-- Start of INPUT DATA --

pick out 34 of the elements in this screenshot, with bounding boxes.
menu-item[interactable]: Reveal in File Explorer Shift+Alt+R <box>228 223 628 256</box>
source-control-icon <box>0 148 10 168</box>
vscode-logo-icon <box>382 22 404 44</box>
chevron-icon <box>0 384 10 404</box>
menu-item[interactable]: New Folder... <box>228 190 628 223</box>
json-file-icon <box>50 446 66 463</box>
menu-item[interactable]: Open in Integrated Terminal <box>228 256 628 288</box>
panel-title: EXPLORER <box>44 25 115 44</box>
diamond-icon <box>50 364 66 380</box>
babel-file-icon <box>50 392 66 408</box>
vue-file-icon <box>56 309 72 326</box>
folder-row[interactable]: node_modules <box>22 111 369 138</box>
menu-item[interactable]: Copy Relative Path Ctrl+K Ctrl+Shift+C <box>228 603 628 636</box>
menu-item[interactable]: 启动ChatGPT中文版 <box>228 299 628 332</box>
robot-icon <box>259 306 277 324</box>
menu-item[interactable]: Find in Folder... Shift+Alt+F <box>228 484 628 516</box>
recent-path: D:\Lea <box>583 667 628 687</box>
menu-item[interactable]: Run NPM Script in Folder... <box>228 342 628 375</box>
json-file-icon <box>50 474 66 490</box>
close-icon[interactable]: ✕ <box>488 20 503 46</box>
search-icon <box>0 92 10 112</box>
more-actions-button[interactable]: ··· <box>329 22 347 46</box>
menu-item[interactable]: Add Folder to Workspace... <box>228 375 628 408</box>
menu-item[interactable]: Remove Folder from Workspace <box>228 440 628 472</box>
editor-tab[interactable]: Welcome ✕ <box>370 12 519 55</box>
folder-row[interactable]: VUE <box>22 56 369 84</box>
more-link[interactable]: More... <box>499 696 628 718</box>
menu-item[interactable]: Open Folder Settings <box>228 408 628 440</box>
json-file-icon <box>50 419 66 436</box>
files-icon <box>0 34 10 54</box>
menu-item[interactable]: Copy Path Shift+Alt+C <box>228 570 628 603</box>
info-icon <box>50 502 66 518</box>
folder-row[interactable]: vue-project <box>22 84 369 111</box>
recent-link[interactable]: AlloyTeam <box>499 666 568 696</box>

-- End of INPUT DATA --

REQUIRED TASK: Reproduce the data above line for line, with no changes.

RESPONSE TO THIS EXERCISE:
pick out 34 of the elements in this screenshot, with bounding boxes.
menu-item[interactable]: Reveal in File Explorer Shift+Alt+R <box>228 223 628 256</box>
source-control-icon <box>0 148 10 168</box>
vscode-logo-icon <box>382 22 404 44</box>
chevron-icon <box>0 384 10 404</box>
menu-item[interactable]: New Folder... <box>228 190 628 223</box>
json-file-icon <box>50 446 66 463</box>
menu-item[interactable]: Open in Integrated Terminal <box>228 256 628 288</box>
panel-title: EXPLORER <box>44 25 115 44</box>
diamond-icon <box>50 364 66 380</box>
babel-file-icon <box>50 392 66 408</box>
vue-file-icon <box>56 309 72 326</box>
folder-row[interactable]: node_modules <box>22 111 369 138</box>
menu-item[interactable]: Copy Relative Path Ctrl+K Ctrl+Shift+C <box>228 603 628 636</box>
menu-item[interactable]: 启动ChatGPT中文版 <box>228 299 628 332</box>
robot-icon <box>259 306 277 324</box>
menu-item[interactable]: Find in Folder... Shift+Alt+F <box>228 484 628 516</box>
recent-path: D:\Lea <box>583 667 628 687</box>
menu-item[interactable]: Run NPM Script in Folder... <box>228 342 628 375</box>
json-file-icon <box>50 474 66 490</box>
close-icon[interactable]: ✕ <box>488 20 503 46</box>
search-icon <box>0 92 10 112</box>
more-actions-button[interactable]: ··· <box>329 22 347 46</box>
menu-item[interactable]: Add Folder to Workspace... <box>228 375 628 408</box>
menu-item[interactable]: Remove Folder from Workspace <box>228 440 628 472</box>
editor-tab[interactable]: Welcome ✕ <box>370 12 519 55</box>
folder-row[interactable]: VUE <box>22 56 369 84</box>
more-link[interactable]: More... <box>499 696 628 718</box>
menu-item[interactable]: Open Folder Settings <box>228 408 628 440</box>
json-file-icon <box>50 419 66 436</box>
files-icon <box>0 34 10 54</box>
menu-item[interactable]: Copy Path Shift+Alt+C <box>228 570 628 603</box>
info-icon <box>50 502 66 518</box>
folder-row[interactable]: vue-project <box>22 84 369 111</box>
recent-link[interactable]: AlloyTeam <box>499 666 568 696</box>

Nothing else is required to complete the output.